YOUR OBJECTIVE :: Pick out every line of the entries below where "Mitarbeiter" occurs, and copy those lines.

SUPPLIED MATERIAL ::
==============================

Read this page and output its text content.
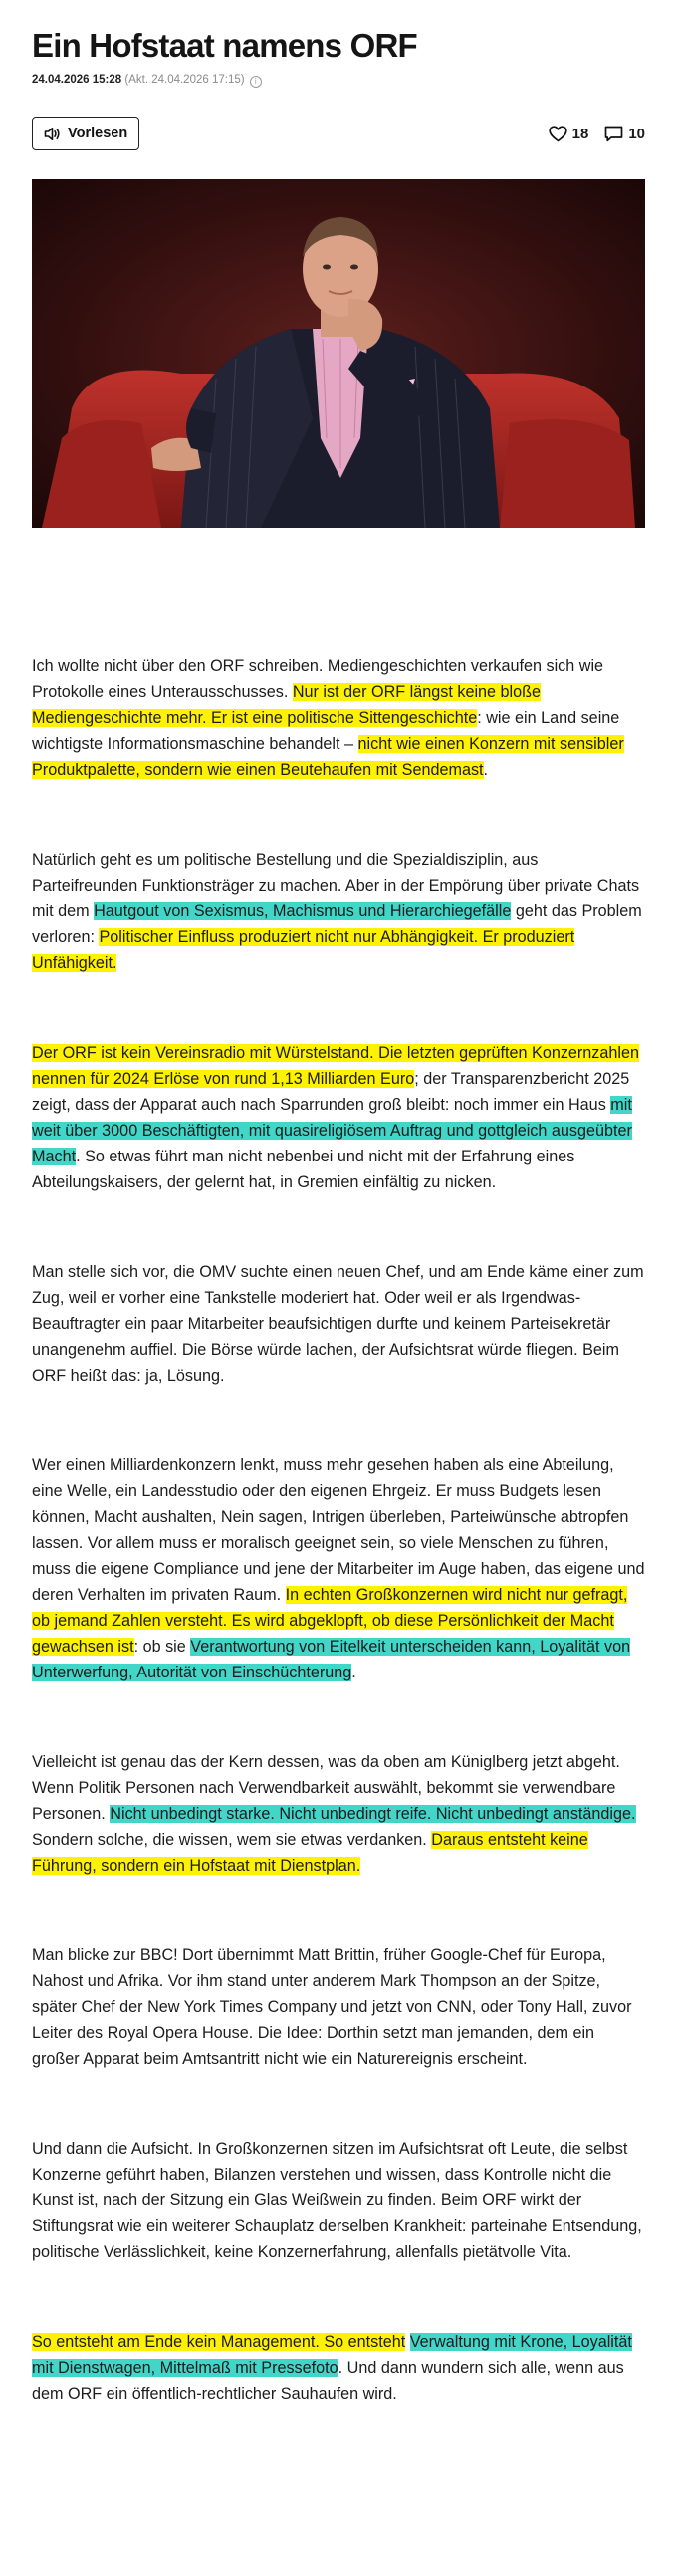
Ein Hofstaat namens ORF
24.04.2026 15:28 (Akt. 24.04.2026 17:15) i
Vorlesen	18	10

Ich wollte nicht über den ORF schreiben. Mediengeschichten verkaufen sich wie Protokolle eines Unterausschusses. Nur ist der ORF längst keine bloße Mediengeschichte mehr. Er ist eine politische Sittengeschichte: wie ein Land seine wichtigste Informationsmaschine behandelt – nicht wie einen Konzern mit sensibler Produktpalette, sondern wie einen Beutehaufen mit Sendemast.

Natürlich geht es um politische Bestellung und die Spezialdisziplin, aus Parteifreunden Funktionsträger zu machen. Aber in der Empörung über private Chats mit dem Hautgout von Sexismus, Machismus und Hierarchiegefälle geht das Problem verloren: Politischer Einfluss produziert nicht nur Abhängigkeit. Er produziert Unfähigkeit.

Der ORF ist kein Vereinsradio mit Würstelstand. Die letzten geprüften Konzernzahlen nennen für 2024 Erlöse von rund 1,13 Milliarden Euro; der Transparenzbericht 2025 zeigt, dass der Apparat auch nach Sparrunden groß bleibt: noch immer ein Haus mit weit über 3000 Beschäftigten, mit quasireligiösem Auftrag und gottgleich ausgeübter Macht. So etwas führt man nicht nebenbei und nicht mit der Erfahrung eines Abteilungskaisers, der gelernt hat, in Gremien einfältig zu nicken.

Man stelle sich vor, die OMV suchte einen neuen Chef, und am Ende käme einer zum Zug, weil er vorher eine Tankstelle moderiert hat. Oder weil er als Irgendwas-Beauftragter ein paar Mitarbeiter beaufsichtigen durfte und keinem Parteisekretär unangenehm auffiel. Die Börse würde lachen, der Aufsichtsrat würde fliegen. Beim ORF heißt das: ja, Lösung.

Wer einen Milliardenkonzern lenkt, muss mehr gesehen haben als eine Abteilung, eine Welle, ein Landesstudio oder den eigenen Ehrgeiz. Er muss Budgets lesen können, Macht aushalten, Nein sagen, Intrigen überleben, Parteiwünsche abtropfen lassen. Vor allem muss er moralisch geeignet sein, so viele Menschen zu führen, muss die eigene Compliance und jene der Mitarbeiter im Auge haben, das eigene und deren Verhalten im privaten Raum. In echten Großkonzernen wird nicht nur gefragt, ob jemand Zahlen versteht. Es wird abgeklopft, ob diese Persönlichkeit der Macht gewachsen ist: ob sie Verantwortung von Eitelkeit unterscheiden kann, Loyalität von Unterwerfung, Autorität von Einschüchterung.

Vielleicht ist genau das der Kern dessen, was da oben am Küniglberg jetzt abgeht. Wenn Politik Personen nach Verwendbarkeit auswählt, bekommt sie verwendbare Personen. Nicht unbedingt starke. Nicht unbedingt reife. Nicht unbedingt anständige. Sondern solche, die wissen, wem sie etwas verdanken. Daraus entsteht keine Führung, sondern ein Hofstaat mit Dienstplan.

Man blicke zur BBC! Dort übernimmt Matt Brittin, früher Google-Chef für Europa, Nahost und Afrika. Vor ihm stand unter anderem Mark Thompson an der Spitze, später Chef der New York Times Company und jetzt von CNN, oder Tony Hall, zuvor Leiter des Royal Opera House. Die Idee: Dorthin setzt man jemanden, dem ein großer Apparat beim Amtsantritt nicht wie ein Naturereignis erscheint.

Und dann die Aufsicht. In Großkonzernen sitzen im Aufsichtsrat oft Leute, die selbst Konzerne geführt haben, Bilanzen verstehen und wissen, dass Kontrolle nicht die Kunst ist, nach der Sitzung ein Glas Weißwein zu finden. Beim ORF wirkt der Stiftungsrat wie ein weiterer Schauplatz derselben Krankheit: parteinahe Entsendung, politische Verlässlichkeit, keine Konzernerfahrung, allenfalls pietätvolle Vita.

So entsteht am Ende kein Management. So entsteht Verwaltung mit Krone, Loyalität mit Dienstwagen, Mittelmaß mit Pressefoto. Und dann wundern sich alle, wenn aus dem ORF ein öffentlich-rechtlicher Sauhaufen wird.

==============================

THE COMPLETED TASK ::
Man stelle sich vor, die OMV suchte einen neuen Chef, und am Ende käme einer zum Zug, weil er vorher eine Tankstelle moderiert hat. Oder weil er als Irgendwas-Beauftragter ein paar Mitarbeiter beaufsichtigen durfte und keinem Parteisekretär unangenehm auffiel. Die Börse würde lachen, der Aufsichtsrat würde fliegen. Beim ORF heißt das: ja, Lösung.
Wer einen Milliardenkonzern lenkt, muss mehr gesehen haben als eine Abteilung, eine Welle, ein Landesstudio oder den eigenen Ehrgeiz. Er muss Budgets lesen können, Macht aushalten, Nein sagen, Intrigen überleben, Parteiwünsche abtropfen lassen. Vor allem muss er moralisch geeignet sein, so viele Menschen zu führen, muss die eigene Compliance und jene der Mitarbeiter im Auge haben, das eigene und deren Verhalten im privaten Raum. In echten Großkonzernen wird nicht nur gefragt, ob jemand Zahlen versteht. Es wird abgeklopft, ob diese Persönlichkeit der Macht gewachsen ist: ob sie Verantwortung von Eitelkeit unterscheiden kann, Loyalität von Unterwerfung, Autorität von Einschüchterung.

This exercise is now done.